Collected data
▬▬▬
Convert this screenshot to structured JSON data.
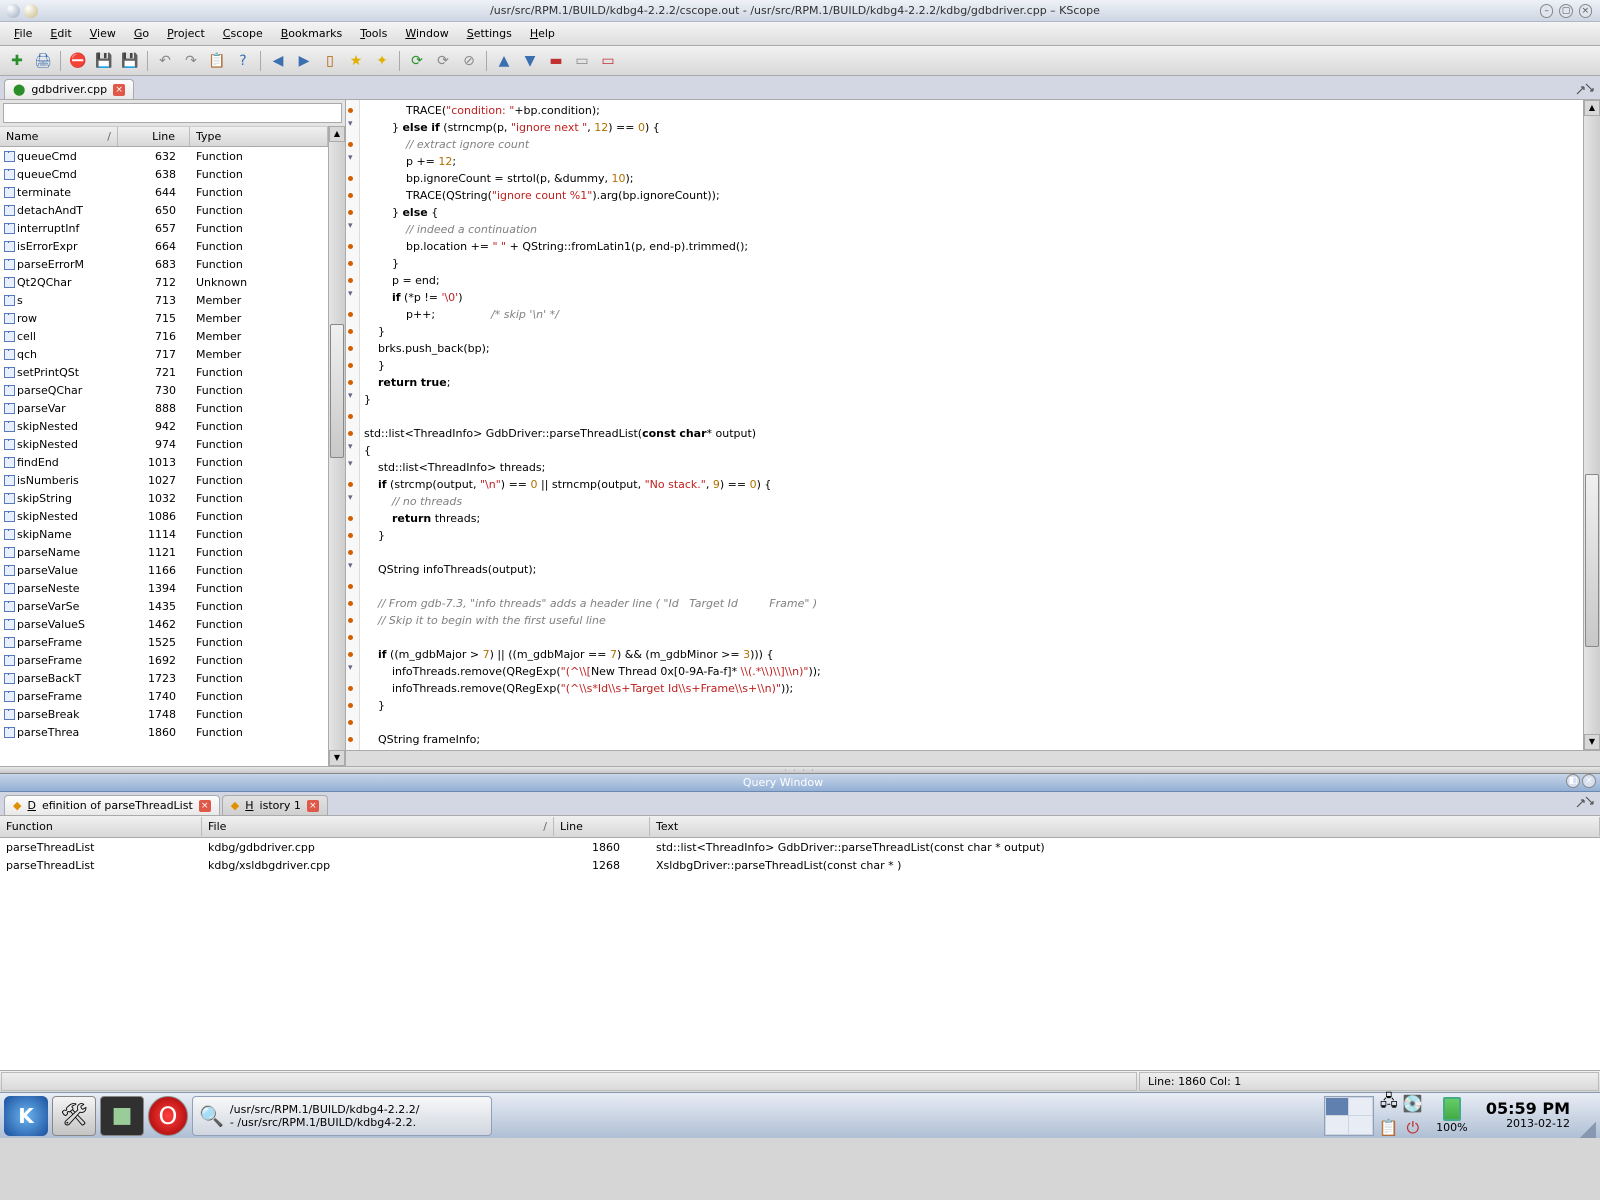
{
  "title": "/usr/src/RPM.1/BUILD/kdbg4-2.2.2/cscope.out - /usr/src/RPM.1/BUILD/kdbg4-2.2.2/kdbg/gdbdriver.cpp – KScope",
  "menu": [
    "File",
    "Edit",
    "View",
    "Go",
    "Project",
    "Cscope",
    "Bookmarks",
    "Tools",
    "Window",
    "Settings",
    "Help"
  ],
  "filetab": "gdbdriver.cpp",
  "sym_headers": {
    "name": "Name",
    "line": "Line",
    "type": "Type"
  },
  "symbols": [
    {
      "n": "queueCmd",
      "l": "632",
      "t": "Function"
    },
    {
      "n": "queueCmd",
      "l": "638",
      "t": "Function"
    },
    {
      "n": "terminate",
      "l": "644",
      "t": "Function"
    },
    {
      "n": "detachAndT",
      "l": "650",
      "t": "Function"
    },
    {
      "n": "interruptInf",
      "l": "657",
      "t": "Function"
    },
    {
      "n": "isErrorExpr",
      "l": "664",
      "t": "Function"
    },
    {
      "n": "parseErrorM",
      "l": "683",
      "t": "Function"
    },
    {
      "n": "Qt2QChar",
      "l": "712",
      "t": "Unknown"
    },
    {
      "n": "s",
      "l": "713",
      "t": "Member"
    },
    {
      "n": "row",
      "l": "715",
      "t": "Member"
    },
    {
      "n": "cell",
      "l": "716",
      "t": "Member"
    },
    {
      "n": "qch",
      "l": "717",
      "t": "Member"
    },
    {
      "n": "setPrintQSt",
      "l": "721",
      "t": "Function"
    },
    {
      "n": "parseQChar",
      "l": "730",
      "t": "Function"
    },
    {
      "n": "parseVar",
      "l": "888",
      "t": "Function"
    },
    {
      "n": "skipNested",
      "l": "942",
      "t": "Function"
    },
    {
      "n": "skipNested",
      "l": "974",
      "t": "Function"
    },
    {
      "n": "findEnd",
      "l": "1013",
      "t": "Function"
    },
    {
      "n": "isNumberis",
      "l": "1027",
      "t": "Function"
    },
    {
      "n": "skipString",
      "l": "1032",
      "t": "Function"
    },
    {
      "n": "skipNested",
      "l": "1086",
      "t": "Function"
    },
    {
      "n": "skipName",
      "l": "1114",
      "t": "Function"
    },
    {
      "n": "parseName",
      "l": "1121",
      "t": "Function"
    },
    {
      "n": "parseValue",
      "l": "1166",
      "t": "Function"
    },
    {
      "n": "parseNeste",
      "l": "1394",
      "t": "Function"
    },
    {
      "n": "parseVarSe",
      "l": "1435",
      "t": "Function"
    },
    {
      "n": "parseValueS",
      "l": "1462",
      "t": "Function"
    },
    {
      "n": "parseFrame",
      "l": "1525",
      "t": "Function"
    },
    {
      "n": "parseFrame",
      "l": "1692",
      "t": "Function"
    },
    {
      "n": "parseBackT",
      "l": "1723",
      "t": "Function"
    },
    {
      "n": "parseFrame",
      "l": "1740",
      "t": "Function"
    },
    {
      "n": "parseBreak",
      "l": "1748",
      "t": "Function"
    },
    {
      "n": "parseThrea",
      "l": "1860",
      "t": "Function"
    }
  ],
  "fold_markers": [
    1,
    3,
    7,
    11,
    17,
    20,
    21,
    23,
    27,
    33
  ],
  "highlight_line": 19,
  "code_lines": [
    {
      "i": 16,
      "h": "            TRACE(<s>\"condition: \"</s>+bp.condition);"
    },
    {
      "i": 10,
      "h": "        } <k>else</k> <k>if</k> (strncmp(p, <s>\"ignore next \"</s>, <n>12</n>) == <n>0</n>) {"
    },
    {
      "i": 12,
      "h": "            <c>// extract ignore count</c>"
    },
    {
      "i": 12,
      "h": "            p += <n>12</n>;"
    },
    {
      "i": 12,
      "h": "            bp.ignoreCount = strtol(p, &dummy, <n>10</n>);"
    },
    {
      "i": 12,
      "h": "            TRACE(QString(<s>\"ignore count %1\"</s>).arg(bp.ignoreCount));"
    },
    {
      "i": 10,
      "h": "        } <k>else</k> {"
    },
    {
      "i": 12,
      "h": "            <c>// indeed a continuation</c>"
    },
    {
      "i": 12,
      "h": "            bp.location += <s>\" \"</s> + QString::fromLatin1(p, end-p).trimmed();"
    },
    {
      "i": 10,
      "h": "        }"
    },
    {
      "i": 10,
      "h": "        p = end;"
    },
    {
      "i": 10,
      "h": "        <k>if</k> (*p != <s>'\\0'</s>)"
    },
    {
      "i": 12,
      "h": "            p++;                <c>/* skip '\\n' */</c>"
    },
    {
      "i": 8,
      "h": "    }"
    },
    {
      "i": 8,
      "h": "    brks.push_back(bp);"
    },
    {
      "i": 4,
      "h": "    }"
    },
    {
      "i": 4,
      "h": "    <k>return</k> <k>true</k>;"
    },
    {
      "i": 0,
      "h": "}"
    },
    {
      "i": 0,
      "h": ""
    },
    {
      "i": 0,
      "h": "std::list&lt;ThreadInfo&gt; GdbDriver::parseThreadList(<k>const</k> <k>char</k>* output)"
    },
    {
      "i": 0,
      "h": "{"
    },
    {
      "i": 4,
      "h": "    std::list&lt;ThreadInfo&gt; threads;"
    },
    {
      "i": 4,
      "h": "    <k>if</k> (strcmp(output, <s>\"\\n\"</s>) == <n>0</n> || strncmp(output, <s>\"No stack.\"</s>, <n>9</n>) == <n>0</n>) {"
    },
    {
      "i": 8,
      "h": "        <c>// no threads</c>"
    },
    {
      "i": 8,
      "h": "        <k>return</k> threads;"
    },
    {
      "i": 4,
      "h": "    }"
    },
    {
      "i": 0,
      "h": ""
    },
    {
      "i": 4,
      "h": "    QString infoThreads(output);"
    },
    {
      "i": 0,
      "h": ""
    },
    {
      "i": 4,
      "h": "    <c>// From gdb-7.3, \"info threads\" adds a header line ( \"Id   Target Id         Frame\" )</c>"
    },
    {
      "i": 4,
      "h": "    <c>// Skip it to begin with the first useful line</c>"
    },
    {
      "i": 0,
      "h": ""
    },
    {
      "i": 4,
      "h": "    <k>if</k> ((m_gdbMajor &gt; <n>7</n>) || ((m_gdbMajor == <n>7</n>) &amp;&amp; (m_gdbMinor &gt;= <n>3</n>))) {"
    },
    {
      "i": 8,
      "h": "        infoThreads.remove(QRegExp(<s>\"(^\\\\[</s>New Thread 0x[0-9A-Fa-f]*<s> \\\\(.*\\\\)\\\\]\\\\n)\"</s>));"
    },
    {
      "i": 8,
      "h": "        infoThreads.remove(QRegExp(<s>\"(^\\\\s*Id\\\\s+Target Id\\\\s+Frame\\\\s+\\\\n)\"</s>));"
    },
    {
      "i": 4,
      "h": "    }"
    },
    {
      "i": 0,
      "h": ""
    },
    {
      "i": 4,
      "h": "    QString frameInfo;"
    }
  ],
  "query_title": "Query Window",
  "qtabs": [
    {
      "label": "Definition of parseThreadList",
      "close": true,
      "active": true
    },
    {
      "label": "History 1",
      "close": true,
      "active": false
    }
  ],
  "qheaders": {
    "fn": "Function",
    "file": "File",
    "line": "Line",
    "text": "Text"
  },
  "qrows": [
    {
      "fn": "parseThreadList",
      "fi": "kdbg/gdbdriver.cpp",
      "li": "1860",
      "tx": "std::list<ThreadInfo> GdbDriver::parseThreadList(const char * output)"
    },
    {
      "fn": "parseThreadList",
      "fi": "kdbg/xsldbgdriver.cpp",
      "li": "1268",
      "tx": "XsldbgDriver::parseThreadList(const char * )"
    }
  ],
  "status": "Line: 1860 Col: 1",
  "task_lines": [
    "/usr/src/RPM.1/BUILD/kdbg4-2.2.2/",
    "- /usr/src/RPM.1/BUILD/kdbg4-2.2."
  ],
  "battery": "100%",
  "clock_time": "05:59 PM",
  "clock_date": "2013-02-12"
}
▬▬▬
*TASK REQUIREMENTS*.
Tell how many lines in the records above contain "else", giving the number and no other words.

*SOLUTION FOR THIS TASK*.
2